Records
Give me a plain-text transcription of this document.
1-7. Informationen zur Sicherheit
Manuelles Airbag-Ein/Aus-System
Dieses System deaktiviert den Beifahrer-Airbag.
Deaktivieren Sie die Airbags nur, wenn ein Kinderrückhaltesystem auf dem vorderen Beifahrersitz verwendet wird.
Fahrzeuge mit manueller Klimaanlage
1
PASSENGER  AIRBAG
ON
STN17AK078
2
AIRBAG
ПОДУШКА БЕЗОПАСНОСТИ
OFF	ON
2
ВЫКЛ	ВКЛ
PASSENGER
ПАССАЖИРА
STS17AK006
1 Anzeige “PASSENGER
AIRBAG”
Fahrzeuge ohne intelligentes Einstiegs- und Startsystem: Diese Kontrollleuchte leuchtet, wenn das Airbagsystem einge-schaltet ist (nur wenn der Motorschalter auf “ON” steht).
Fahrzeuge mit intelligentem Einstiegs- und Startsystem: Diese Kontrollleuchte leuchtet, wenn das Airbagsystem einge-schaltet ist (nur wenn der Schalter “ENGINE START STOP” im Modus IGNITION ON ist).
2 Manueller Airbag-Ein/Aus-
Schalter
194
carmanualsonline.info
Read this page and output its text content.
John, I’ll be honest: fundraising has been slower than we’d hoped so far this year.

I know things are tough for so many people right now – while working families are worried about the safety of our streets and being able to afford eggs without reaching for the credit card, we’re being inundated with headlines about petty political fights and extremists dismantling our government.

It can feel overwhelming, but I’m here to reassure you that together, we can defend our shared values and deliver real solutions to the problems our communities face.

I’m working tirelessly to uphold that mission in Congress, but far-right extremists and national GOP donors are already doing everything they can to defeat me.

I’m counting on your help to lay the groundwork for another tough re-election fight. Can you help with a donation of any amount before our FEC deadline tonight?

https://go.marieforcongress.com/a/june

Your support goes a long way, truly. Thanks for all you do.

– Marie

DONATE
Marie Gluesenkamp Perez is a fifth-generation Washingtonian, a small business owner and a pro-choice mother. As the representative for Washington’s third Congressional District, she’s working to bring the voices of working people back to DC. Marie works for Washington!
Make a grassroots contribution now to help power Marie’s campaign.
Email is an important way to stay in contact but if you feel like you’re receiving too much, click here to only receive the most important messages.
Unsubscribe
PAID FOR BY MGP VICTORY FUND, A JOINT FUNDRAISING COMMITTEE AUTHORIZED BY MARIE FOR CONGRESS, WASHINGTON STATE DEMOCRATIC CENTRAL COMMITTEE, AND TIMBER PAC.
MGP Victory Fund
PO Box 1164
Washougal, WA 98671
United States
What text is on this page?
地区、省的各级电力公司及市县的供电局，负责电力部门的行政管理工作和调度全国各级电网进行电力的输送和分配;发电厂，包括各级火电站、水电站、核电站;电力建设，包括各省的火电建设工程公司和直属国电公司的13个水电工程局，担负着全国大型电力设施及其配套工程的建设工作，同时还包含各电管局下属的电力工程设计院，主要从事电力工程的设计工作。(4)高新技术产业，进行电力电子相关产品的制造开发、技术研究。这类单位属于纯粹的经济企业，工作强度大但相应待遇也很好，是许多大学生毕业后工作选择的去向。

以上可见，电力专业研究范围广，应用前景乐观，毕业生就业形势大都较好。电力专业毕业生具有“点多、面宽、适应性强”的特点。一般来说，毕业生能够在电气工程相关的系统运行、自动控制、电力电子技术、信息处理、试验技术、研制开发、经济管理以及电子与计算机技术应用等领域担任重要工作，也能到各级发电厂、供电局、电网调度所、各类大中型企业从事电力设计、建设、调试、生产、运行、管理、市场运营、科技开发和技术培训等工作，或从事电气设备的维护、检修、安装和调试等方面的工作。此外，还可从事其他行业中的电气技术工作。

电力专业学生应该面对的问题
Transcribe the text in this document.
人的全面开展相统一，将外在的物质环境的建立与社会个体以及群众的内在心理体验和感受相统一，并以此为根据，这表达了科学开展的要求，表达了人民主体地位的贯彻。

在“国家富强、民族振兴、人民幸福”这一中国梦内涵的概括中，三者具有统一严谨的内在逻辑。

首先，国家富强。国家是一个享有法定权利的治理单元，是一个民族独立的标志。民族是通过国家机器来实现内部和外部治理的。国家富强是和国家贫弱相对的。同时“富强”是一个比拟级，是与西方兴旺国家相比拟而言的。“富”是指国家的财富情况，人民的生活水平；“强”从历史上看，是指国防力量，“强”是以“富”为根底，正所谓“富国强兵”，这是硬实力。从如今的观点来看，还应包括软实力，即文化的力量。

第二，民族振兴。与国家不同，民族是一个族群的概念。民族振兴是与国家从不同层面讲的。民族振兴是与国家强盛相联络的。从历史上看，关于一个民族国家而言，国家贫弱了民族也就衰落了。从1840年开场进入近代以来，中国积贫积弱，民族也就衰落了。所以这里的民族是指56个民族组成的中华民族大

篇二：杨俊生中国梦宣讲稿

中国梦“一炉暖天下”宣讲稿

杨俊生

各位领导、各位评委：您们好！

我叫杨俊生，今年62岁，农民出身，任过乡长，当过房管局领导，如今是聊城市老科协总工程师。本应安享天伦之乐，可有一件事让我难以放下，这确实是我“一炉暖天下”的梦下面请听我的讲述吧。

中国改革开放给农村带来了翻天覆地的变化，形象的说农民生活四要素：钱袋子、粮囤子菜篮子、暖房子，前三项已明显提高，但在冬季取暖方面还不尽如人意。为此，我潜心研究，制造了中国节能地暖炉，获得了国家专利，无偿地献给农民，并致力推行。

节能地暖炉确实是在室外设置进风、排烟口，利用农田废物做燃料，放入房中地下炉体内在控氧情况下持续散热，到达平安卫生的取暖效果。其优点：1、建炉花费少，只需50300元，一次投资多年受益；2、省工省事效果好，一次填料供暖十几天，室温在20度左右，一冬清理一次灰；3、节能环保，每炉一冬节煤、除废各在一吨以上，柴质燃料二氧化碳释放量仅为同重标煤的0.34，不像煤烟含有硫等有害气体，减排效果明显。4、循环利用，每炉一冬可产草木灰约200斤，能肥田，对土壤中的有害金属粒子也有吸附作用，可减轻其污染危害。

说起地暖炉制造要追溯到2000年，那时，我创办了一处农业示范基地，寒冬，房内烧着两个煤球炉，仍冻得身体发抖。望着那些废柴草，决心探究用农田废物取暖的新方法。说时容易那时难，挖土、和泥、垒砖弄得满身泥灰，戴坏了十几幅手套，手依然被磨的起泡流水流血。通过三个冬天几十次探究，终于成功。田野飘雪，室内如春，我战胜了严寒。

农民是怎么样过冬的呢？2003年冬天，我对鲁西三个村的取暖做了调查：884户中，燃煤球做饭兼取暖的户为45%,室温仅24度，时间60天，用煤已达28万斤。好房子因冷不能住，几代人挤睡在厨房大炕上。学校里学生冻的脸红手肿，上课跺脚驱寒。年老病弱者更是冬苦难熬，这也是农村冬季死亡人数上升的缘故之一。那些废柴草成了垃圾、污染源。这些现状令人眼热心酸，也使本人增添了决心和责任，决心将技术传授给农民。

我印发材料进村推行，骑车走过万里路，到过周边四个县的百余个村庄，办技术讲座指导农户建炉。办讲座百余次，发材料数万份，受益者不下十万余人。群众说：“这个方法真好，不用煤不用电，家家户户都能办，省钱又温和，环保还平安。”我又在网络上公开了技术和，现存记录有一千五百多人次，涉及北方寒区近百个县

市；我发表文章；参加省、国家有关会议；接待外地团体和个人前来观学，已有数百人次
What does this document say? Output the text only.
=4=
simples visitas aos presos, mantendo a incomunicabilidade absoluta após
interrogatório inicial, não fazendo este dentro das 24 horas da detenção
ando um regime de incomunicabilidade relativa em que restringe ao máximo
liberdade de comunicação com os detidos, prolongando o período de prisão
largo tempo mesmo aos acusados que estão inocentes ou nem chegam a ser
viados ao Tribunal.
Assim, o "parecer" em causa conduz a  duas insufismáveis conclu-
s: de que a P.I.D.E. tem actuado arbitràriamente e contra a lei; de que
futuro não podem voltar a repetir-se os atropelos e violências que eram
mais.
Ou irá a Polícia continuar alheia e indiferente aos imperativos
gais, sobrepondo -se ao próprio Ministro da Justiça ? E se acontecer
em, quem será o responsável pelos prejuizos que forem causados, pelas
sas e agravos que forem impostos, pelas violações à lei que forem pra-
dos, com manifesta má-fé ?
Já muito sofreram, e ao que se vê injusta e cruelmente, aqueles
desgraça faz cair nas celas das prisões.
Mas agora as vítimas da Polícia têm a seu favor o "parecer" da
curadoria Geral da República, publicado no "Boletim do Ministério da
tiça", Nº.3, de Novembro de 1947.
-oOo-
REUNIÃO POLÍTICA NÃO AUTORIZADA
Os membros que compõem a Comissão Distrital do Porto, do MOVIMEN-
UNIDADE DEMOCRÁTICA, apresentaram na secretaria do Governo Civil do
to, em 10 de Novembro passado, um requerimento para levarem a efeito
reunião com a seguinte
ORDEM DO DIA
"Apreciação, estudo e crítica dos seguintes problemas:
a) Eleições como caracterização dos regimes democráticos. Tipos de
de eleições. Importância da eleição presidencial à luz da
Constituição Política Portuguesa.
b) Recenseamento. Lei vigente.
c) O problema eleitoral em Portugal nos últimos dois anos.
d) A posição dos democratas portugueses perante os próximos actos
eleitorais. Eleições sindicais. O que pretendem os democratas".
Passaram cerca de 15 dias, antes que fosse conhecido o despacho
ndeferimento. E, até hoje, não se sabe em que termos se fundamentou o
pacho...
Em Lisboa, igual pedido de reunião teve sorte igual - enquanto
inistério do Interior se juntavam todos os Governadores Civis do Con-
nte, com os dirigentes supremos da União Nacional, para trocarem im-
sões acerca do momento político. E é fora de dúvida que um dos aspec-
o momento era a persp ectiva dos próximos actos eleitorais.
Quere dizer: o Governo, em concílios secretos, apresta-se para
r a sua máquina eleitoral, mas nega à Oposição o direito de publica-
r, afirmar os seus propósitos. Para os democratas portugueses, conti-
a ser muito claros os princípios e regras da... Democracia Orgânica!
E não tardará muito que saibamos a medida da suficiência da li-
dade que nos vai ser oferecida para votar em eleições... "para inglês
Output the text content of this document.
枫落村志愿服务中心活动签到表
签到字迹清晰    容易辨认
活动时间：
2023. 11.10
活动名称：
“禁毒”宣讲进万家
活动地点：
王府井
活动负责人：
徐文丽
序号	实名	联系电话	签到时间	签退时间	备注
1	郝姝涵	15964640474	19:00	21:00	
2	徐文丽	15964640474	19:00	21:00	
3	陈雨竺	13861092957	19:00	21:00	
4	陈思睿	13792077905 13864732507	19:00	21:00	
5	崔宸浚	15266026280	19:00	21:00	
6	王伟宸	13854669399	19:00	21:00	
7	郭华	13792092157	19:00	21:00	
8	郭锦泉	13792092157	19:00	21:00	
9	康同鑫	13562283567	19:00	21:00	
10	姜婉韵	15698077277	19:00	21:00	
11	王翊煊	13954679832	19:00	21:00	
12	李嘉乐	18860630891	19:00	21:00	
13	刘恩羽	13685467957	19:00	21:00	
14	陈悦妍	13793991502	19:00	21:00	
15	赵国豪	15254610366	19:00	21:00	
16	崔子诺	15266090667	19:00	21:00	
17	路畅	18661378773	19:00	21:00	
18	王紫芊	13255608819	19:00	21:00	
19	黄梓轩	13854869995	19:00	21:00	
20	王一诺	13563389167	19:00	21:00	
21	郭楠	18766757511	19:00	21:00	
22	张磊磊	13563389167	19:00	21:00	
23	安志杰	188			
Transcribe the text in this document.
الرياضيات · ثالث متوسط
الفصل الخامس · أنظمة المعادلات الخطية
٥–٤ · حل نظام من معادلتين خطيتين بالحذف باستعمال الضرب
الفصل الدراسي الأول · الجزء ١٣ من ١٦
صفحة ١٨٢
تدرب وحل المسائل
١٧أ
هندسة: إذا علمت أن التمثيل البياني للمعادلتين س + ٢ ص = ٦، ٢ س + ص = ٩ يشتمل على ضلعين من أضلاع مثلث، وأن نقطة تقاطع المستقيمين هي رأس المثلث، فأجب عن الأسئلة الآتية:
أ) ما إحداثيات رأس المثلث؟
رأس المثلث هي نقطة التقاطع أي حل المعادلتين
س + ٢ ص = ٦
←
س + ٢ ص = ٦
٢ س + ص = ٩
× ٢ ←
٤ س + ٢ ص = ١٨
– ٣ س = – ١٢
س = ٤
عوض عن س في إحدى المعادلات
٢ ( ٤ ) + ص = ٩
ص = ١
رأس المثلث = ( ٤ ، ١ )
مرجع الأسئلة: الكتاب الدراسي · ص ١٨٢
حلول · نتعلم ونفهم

• [WHAT YOU ARE ASKED TO DO] Search the preceding listing for "pelas" and extract every line where it is found.

• [RESULT OF THIS EXERCISE]
em, quem será o responsável pelos prejuizos que forem causados, pelas
sas e agravos que forem impostos, pelas violações à lei que forem pra-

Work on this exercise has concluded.